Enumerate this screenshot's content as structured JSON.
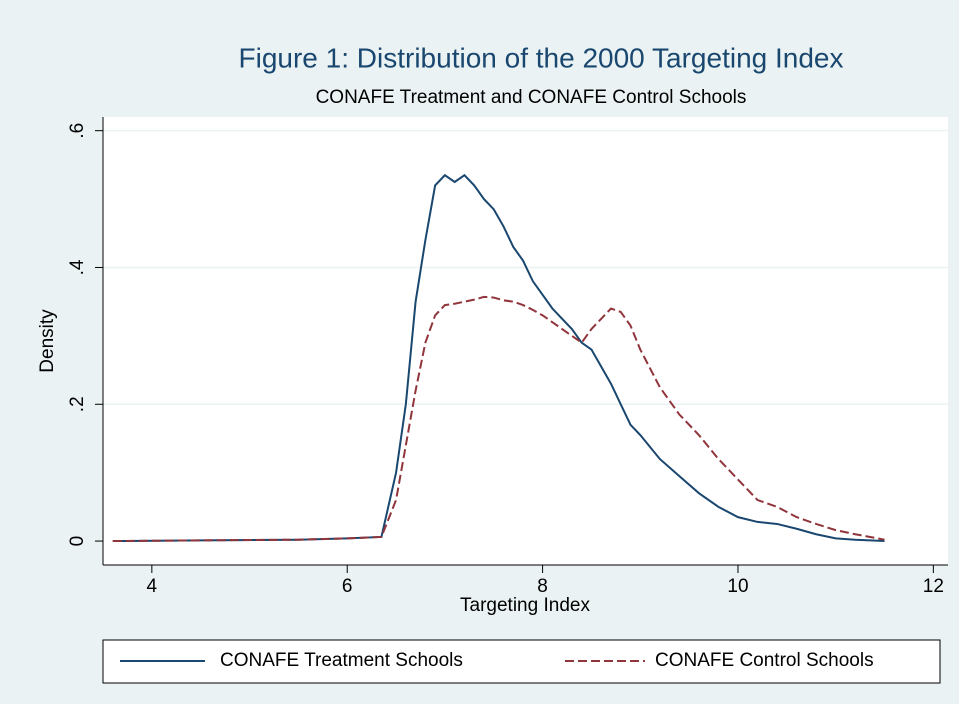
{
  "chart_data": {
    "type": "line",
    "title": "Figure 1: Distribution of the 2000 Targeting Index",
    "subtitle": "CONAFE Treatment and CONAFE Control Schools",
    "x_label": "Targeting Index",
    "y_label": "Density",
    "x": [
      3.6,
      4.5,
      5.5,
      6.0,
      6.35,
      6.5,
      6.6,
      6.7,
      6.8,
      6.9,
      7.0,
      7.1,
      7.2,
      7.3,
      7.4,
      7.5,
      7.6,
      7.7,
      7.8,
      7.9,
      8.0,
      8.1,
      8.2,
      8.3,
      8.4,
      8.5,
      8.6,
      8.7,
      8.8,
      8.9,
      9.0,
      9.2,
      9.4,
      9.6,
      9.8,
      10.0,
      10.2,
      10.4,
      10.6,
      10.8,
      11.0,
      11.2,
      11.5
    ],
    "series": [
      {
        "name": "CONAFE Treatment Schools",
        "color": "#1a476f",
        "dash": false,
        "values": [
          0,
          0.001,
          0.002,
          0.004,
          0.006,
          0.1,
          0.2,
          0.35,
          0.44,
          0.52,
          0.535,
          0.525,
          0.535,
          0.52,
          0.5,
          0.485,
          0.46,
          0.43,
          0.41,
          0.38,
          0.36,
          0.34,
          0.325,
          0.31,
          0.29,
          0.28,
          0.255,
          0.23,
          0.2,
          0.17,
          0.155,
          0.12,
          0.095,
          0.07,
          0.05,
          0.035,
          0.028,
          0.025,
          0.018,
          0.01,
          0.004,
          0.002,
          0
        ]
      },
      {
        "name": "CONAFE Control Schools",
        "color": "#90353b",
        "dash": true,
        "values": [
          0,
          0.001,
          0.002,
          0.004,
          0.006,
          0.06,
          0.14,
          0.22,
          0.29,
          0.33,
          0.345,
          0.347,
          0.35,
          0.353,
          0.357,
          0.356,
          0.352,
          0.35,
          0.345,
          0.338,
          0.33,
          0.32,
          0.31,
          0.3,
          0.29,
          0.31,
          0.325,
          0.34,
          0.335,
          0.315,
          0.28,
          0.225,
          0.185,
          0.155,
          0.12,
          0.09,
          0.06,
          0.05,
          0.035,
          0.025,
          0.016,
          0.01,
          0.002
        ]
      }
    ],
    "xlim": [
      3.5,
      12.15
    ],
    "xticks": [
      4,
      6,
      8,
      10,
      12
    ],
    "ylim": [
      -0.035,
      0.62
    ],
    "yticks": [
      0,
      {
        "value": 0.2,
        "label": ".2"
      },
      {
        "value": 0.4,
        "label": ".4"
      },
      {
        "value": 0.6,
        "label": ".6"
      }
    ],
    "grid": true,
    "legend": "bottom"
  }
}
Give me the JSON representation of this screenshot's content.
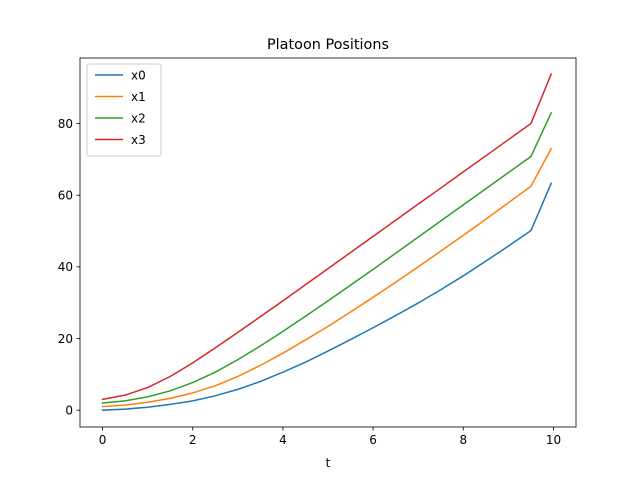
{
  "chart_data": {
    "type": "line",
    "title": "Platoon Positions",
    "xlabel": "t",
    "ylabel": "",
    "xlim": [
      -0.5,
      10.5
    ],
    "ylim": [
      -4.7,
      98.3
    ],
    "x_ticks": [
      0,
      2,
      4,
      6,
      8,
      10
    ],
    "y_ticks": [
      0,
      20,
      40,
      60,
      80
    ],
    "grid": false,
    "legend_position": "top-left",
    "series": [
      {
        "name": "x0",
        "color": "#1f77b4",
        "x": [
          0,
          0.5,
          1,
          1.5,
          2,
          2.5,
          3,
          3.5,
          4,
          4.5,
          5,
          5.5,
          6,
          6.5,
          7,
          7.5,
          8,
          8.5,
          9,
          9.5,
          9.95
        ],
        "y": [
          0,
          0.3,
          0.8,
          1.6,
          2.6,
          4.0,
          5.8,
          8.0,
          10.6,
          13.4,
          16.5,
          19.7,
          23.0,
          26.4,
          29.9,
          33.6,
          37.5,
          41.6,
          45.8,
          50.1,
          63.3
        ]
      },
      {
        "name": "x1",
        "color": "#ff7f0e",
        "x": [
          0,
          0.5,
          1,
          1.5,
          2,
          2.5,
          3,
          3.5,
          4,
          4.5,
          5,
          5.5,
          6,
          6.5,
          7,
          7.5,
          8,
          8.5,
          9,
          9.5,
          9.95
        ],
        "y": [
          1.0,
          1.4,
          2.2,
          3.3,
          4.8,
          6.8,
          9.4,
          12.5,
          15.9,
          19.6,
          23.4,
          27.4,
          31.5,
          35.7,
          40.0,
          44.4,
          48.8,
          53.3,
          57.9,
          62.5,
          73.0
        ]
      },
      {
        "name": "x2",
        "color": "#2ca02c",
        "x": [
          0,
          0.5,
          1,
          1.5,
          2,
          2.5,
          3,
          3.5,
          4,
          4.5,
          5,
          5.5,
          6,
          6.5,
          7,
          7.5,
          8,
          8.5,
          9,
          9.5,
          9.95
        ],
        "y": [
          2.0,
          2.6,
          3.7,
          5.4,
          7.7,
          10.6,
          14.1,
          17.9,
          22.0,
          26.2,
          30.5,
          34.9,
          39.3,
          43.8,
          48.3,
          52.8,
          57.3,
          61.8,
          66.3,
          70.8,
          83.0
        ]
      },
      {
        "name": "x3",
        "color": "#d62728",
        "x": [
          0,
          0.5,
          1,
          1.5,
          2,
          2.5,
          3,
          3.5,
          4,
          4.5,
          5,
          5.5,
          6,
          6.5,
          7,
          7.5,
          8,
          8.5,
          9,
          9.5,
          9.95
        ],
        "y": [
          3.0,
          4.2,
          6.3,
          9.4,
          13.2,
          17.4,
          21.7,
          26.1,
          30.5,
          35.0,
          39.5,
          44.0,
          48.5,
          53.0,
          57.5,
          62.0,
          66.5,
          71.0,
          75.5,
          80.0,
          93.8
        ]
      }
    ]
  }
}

• [EXERCISE DETAILS]: Gather each line of the listing that holds the string "content".

• [COMPLETE OUTPUT]:
Enumerate this screenshot's content as structured JSON.
Give me the JSON representation of this screenshot's content.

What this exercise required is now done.